"""

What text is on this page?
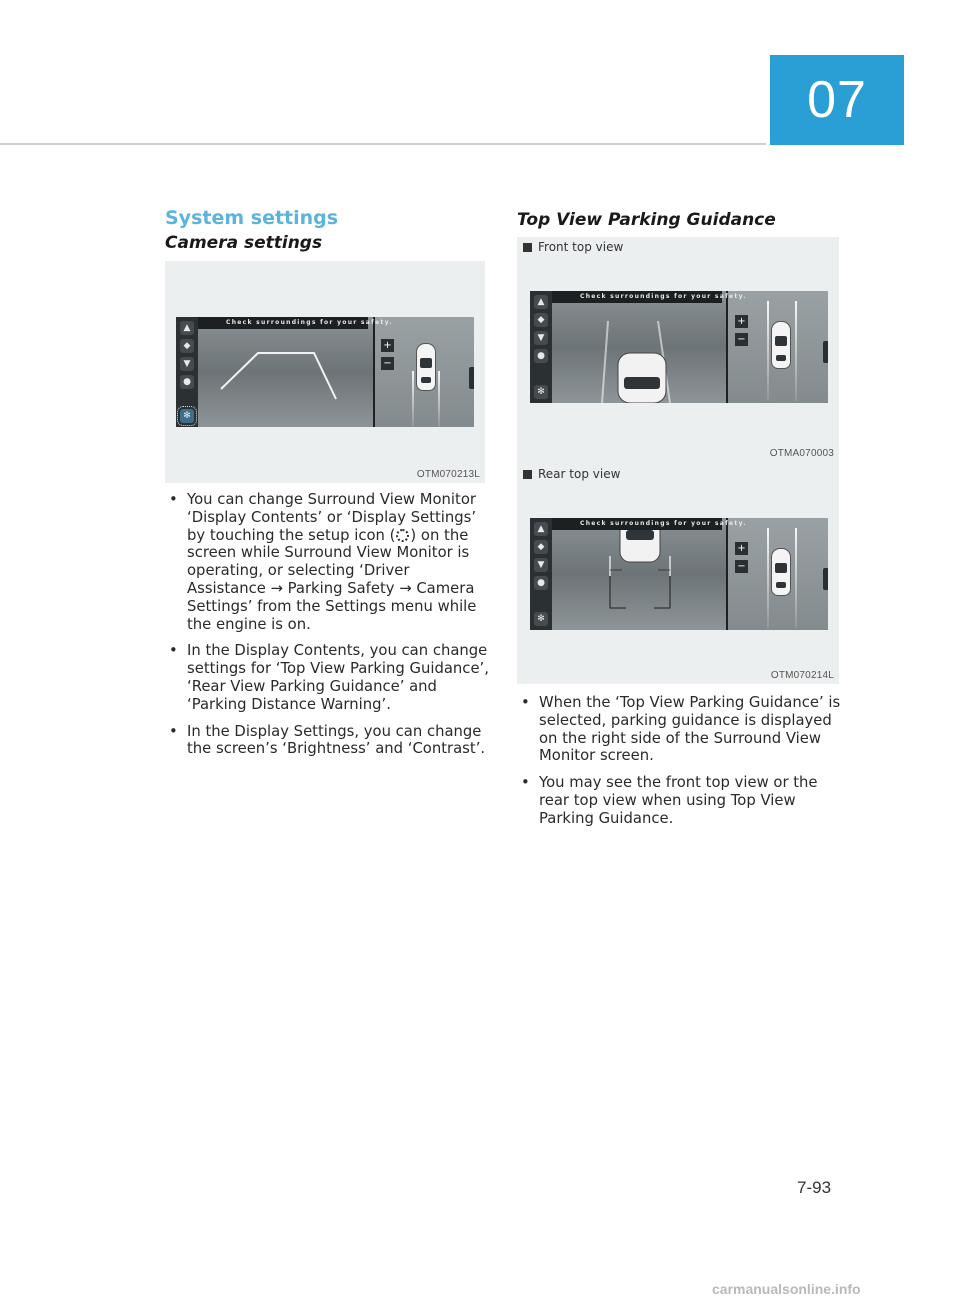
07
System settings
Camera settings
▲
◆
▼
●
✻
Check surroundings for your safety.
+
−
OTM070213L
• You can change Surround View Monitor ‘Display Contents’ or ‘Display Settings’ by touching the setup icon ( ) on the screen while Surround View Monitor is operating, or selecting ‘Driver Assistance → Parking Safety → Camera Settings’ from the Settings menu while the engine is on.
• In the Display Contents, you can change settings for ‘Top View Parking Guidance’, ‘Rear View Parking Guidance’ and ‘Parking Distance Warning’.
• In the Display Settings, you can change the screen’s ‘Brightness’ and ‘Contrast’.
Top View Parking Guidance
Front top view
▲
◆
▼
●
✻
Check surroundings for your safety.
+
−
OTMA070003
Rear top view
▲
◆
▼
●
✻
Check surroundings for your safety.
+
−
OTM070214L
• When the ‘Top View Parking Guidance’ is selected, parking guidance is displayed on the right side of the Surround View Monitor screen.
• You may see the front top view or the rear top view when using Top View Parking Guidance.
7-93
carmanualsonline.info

"""

JOB:
Quote the records above exactly, leaving out any pictures.

TASK RESULT:
What text is on this page?
07
System settings
Camera settings
▲
◆
▼
●
✻
Check surroundings for your safety.
+
−
OTM070213L
• You can change Surround View Monitor ‘Display Contents’ or ‘Display Settings’ by touching the setup icon ( ) on the screen while Surround View Monitor is operating, or selecting ‘Driver Assistance → Parking Safety → Camera Settings’ from the Settings menu while the engine is on.
• In the Display Contents, you can change settings for ‘Top View Parking Guidance’, ‘Rear View Parking Guidance’ and ‘Parking Distance Warning’.
• In the Display Settings, you can change the screen’s ‘Brightness’ and ‘Contrast’.
Top View Parking Guidance
Front top view
▲
◆
▼
●
✻
Check surroundings for your safety.
+
−
OTMA070003
Rear top view
▲
◆
▼
●
✻
Check surroundings for your safety.
+
−
OTM070214L
• When the ‘Top View Parking Guidance’ is selected, parking guidance is displayed on the right side of the Surround View Monitor screen.
• You may see the front top view or the rear top view when using Top View Parking Guidance.
7-93
carmanualsonline.info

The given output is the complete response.